(Layout annotation data)
---

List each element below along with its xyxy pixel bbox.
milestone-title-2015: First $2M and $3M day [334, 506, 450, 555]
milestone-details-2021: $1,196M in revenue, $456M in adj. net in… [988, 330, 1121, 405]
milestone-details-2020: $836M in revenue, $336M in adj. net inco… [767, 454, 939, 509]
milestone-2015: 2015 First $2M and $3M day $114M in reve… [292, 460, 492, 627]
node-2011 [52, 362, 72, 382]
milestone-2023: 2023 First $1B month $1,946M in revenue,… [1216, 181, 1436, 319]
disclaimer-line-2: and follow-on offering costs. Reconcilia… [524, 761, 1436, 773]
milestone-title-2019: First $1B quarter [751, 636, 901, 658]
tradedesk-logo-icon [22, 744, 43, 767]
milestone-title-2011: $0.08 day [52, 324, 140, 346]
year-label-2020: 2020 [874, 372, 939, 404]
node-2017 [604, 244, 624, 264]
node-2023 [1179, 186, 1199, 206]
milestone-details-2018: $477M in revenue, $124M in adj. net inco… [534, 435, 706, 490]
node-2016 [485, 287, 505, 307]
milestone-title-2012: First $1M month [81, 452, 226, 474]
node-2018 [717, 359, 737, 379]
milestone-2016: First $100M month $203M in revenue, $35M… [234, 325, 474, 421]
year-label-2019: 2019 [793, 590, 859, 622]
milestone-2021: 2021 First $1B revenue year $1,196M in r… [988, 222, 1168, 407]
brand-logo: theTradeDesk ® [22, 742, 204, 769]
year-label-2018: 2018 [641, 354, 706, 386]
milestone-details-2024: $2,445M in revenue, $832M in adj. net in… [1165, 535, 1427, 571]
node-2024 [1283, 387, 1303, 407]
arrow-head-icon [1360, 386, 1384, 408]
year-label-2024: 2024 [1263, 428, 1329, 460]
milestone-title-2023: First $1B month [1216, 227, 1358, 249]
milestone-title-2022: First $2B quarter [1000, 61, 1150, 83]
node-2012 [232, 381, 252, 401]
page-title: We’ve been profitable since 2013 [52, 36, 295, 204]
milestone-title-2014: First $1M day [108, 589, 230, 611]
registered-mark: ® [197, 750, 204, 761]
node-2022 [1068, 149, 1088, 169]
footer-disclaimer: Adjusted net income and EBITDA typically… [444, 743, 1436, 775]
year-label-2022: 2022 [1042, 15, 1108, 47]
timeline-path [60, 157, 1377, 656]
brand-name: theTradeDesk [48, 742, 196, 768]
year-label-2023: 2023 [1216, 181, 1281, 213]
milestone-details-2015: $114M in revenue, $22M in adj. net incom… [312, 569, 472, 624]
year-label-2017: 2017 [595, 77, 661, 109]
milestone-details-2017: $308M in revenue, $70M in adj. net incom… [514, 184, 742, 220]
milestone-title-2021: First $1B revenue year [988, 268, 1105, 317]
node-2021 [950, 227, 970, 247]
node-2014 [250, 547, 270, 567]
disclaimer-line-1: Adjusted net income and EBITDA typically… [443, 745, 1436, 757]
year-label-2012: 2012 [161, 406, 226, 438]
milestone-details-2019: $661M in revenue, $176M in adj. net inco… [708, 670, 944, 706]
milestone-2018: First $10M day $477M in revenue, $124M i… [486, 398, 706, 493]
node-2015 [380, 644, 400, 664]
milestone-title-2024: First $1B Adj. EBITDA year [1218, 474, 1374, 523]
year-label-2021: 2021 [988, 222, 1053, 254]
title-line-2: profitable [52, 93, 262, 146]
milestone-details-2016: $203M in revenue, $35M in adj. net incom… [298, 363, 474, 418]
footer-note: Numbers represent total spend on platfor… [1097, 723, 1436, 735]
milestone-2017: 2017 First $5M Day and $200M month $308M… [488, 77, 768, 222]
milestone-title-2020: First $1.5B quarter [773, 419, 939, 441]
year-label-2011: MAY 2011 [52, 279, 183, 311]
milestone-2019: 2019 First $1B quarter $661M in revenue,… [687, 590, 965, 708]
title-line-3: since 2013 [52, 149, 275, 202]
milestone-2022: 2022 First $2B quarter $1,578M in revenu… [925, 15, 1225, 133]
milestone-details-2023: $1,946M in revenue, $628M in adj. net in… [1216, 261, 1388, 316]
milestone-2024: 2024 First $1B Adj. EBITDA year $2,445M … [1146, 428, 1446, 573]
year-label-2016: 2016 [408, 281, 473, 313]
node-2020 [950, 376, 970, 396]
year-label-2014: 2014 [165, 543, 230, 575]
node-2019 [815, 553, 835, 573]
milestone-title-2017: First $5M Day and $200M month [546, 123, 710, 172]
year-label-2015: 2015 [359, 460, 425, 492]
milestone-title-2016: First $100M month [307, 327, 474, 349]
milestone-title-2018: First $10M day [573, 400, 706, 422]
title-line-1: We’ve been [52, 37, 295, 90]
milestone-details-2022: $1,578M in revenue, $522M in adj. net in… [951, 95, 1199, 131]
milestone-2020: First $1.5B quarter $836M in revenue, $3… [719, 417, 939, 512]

---

▶ **Stated task**
Write out every line of the listing above word for word, without changing anything.

▶ **Written response**
List each element below along with its xyxy pixel bbox.
milestone-title-2015: First $2M and $3M day [334, 506, 450, 555]
milestone-details-2021: $1,196M in revenue, $456M in adj. net in… [988, 330, 1121, 405]
milestone-details-2020: $836M in revenue, $336M in adj. net inco… [767, 454, 939, 509]
milestone-2015: 2015 First $2M and $3M day $114M in reve… [292, 460, 492, 627]
node-2011 [52, 362, 72, 382]
milestone-2023: 2023 First $1B month $1,946M in revenue,… [1216, 181, 1436, 319]
disclaimer-line-2: and follow-on offering costs. Reconcilia… [524, 761, 1436, 773]
milestone-title-2019: First $1B quarter [751, 636, 901, 658]
tradedesk-logo-icon [22, 744, 43, 767]
milestone-title-2011: $0.08 day [52, 324, 140, 346]
year-label-2020: 2020 [874, 372, 939, 404]
node-2017 [604, 244, 624, 264]
node-2023 [1179, 186, 1199, 206]
milestone-details-2018: $477M in revenue, $124M in adj. net inco… [534, 435, 706, 490]
node-2016 [485, 287, 505, 307]
milestone-title-2012: First $1M month [81, 452, 226, 474]
node-2018 [717, 359, 737, 379]
milestone-2016: First $100M month $203M in revenue, $35M… [234, 325, 474, 421]
year-label-2019: 2019 [793, 590, 859, 622]
milestone-2021: 2021 First $1B revenue year $1,196M in r… [988, 222, 1168, 407]
brand-logo: theTradeDesk ® [22, 742, 204, 769]
year-label-2018: 2018 [641, 354, 706, 386]
milestone-details-2024: $2,445M in revenue, $832M in adj. net in… [1165, 535, 1427, 571]
node-2024 [1283, 387, 1303, 407]
arrow-head-icon [1360, 386, 1384, 408]
year-label-2024: 2024 [1263, 428, 1329, 460]
milestone-title-2023: First $1B month [1216, 227, 1358, 249]
milestone-title-2022: First $2B quarter [1000, 61, 1150, 83]
node-2012 [232, 381, 252, 401]
page-title: We’ve been profitable since 2013 [52, 36, 295, 204]
milestone-title-2014: First $1M day [108, 589, 230, 611]
registered-mark: ® [197, 750, 204, 761]
node-2022 [1068, 149, 1088, 169]
footer-disclaimer: Adjusted net income and EBITDA typically… [444, 743, 1436, 775]
year-label-2022: 2022 [1042, 15, 1108, 47]
timeline-path [60, 157, 1377, 656]
brand-name: theTradeDesk [48, 742, 196, 768]
year-label-2023: 2023 [1216, 181, 1281, 213]
milestone-details-2015: $114M in revenue, $22M in adj. net incom… [312, 569, 472, 624]
year-label-2017: 2017 [595, 77, 661, 109]
milestone-details-2017: $308M in revenue, $70M in adj. net incom… [514, 184, 742, 220]
milestone-title-2021: First $1B revenue year [988, 268, 1105, 317]
node-2021 [950, 227, 970, 247]
node-2014 [250, 547, 270, 567]
disclaimer-line-1: Adjusted net income and EBITDA typically… [443, 745, 1436, 757]
year-label-2012: 2012 [161, 406, 226, 438]
milestone-details-2019: $661M in revenue, $176M in adj. net inco… [708, 670, 944, 706]
milestone-2018: First $10M day $477M in revenue, $124M i… [486, 398, 706, 493]
node-2015 [380, 644, 400, 664]
milestone-title-2024: First $1B Adj. EBITDA year [1218, 474, 1374, 523]
year-label-2021: 2021 [988, 222, 1053, 254]
title-line-2: profitable [52, 93, 262, 146]
milestone-details-2016: $203M in revenue, $35M in adj. net incom… [298, 363, 474, 418]
footer-note: Numbers represent total spend on platfor… [1097, 723, 1436, 735]
milestone-2017: 2017 First $5M Day and $200M month $308M… [488, 77, 768, 222]
milestone-title-2020: First $1.5B quarter [773, 419, 939, 441]
year-label-2011: MAY 2011 [52, 279, 183, 311]
milestone-2019: 2019 First $1B quarter $661M in revenue,… [687, 590, 965, 708]
title-line-3: since 2013 [52, 149, 275, 202]
milestone-2022: 2022 First $2B quarter $1,578M in revenu… [925, 15, 1225, 133]
milestone-details-2023: $1,946M in revenue, $628M in adj. net in… [1216, 261, 1388, 316]
milestone-2024: 2024 First $1B Adj. EBITDA year $2,445M … [1146, 428, 1446, 573]
year-label-2016: 2016 [408, 281, 473, 313]
node-2020 [950, 376, 970, 396]
year-label-2014: 2014 [165, 543, 230, 575]
node-2019 [815, 553, 835, 573]
milestone-title-2017: First $5M Day and $200M month [546, 123, 710, 172]
year-label-2015: 2015 [359, 460, 425, 492]
milestone-title-2016: First $100M month [307, 327, 474, 349]
milestone-title-2018: First $10M day [573, 400, 706, 422]
title-line-1: We’ve been [52, 37, 295, 90]
milestone-details-2022: $1,578M in revenue, $522M in adj. net in… [951, 95, 1199, 131]
milestone-2020: First $1.5B quarter $836M in revenue, $3… [719, 417, 939, 512]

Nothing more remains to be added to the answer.